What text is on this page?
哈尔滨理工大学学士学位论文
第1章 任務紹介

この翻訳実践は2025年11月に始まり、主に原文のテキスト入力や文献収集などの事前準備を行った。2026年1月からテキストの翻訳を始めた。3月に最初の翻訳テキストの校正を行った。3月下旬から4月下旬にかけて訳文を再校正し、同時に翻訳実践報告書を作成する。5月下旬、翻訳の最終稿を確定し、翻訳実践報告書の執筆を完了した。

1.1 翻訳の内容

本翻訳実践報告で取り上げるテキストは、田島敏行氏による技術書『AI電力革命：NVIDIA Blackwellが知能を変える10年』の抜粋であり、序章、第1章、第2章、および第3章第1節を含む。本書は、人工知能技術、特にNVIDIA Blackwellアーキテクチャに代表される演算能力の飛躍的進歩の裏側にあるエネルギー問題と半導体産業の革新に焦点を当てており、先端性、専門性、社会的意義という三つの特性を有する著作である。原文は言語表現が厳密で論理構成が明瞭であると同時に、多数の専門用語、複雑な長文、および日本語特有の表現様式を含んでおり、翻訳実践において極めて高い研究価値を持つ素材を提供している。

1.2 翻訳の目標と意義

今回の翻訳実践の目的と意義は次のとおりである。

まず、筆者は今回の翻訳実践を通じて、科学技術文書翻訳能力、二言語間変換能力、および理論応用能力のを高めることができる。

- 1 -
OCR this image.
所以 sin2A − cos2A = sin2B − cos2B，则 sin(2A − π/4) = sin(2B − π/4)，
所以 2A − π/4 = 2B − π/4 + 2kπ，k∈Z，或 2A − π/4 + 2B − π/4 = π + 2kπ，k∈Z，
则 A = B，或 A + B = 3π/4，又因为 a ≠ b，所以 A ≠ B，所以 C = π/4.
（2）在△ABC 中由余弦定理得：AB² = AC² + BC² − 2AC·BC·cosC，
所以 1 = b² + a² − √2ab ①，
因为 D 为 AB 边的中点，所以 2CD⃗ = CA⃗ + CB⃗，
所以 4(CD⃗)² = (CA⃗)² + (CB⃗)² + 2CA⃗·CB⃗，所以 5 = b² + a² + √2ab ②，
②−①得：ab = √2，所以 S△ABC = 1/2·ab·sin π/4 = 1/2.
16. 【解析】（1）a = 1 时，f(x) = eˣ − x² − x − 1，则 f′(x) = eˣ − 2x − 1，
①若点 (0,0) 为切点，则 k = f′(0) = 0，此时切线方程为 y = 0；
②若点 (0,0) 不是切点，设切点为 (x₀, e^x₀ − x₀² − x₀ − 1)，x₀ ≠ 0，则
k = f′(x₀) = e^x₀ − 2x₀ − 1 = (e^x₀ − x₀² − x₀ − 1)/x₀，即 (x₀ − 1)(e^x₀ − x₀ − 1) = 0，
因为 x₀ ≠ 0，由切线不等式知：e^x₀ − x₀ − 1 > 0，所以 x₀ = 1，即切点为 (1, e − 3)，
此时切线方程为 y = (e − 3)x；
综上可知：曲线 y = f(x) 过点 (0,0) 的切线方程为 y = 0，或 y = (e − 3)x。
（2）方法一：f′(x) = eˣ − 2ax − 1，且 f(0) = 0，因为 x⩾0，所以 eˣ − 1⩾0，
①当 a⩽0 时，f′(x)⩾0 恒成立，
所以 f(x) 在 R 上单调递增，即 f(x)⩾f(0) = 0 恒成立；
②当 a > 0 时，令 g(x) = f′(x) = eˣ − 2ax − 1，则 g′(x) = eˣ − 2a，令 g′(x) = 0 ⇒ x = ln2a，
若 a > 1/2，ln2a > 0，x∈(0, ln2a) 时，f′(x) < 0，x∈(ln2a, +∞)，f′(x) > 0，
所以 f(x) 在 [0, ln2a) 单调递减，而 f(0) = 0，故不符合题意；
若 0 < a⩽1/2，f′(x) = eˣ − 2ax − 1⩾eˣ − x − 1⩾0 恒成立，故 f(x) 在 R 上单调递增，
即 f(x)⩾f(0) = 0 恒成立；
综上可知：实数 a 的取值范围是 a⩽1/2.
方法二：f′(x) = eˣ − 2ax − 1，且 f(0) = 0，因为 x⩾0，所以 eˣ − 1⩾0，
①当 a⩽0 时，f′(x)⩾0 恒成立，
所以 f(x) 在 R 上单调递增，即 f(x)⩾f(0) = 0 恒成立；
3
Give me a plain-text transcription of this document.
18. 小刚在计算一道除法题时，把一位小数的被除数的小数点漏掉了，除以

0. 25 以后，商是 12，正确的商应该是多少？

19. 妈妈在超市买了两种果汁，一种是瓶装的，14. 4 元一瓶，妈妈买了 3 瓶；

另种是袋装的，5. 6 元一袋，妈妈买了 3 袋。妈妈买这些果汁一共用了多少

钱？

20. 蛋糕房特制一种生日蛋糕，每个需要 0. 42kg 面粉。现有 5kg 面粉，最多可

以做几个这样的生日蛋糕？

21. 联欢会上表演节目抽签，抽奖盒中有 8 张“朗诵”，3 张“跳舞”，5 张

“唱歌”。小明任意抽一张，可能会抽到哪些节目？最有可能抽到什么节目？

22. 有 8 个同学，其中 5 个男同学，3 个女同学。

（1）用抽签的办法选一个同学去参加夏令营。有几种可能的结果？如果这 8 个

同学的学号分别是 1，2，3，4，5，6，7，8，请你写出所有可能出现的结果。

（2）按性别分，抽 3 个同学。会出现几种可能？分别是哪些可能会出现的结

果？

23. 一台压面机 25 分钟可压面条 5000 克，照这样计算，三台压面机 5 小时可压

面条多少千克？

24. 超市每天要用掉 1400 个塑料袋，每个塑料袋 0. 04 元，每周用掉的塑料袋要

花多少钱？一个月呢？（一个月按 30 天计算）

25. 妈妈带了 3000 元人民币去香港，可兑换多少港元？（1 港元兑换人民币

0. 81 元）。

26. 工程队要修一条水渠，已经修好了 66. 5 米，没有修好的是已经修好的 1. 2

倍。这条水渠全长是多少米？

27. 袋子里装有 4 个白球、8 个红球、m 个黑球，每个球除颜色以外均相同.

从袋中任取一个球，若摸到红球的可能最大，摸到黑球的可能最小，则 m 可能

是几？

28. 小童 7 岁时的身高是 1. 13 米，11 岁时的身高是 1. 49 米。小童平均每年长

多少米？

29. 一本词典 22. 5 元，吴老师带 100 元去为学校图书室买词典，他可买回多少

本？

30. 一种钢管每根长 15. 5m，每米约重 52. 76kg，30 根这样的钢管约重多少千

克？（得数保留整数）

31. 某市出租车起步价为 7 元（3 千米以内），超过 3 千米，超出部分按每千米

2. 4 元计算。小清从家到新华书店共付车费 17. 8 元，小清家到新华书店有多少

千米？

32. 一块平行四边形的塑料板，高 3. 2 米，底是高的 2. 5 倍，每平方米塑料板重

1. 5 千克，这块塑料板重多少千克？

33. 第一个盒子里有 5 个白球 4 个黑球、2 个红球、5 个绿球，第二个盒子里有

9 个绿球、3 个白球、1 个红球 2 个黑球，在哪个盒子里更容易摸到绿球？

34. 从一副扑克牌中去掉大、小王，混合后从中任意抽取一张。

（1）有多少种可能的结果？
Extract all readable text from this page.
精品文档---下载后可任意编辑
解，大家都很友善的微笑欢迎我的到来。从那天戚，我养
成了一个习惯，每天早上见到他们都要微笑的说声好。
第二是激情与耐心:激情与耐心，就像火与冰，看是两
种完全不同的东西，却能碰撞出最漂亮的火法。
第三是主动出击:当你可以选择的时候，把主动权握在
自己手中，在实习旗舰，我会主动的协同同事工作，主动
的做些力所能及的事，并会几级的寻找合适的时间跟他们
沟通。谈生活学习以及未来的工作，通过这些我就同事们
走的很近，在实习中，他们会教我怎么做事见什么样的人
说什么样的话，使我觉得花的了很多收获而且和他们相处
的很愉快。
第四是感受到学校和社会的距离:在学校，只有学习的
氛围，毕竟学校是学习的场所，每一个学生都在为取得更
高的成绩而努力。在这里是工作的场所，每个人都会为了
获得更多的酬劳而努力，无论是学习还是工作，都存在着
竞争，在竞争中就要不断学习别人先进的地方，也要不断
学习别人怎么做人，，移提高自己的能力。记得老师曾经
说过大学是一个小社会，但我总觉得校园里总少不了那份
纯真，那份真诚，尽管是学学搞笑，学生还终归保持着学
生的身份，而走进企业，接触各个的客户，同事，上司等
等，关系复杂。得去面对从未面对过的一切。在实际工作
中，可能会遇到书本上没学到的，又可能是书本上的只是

▶ _What is being asked_:
In the entries above, identify each line that includes the string "text", then copy it.

▶ _The solution_:
What text is on this page?
Give me a plain-text transcription of this document.
Extract all readable text from this page.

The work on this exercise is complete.